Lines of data
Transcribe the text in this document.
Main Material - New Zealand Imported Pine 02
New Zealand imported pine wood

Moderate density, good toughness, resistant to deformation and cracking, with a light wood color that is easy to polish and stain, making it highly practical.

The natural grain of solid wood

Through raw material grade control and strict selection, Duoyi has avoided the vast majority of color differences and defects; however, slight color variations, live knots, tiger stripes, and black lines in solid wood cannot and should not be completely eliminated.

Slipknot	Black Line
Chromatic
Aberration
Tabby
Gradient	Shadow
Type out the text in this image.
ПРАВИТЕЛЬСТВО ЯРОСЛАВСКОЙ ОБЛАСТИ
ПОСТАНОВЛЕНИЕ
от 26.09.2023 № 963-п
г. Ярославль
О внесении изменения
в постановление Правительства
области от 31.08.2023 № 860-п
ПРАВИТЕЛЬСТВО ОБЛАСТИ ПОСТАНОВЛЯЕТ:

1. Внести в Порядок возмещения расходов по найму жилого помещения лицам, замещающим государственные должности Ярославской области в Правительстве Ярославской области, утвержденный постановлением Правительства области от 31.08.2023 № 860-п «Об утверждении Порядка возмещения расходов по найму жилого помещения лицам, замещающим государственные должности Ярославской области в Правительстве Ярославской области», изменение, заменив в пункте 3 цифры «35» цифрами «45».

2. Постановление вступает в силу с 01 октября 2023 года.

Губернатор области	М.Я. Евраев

Stated task
Work out how many lines of the listing above include the word "this". Reply with nothing but the count.

Problem solution
2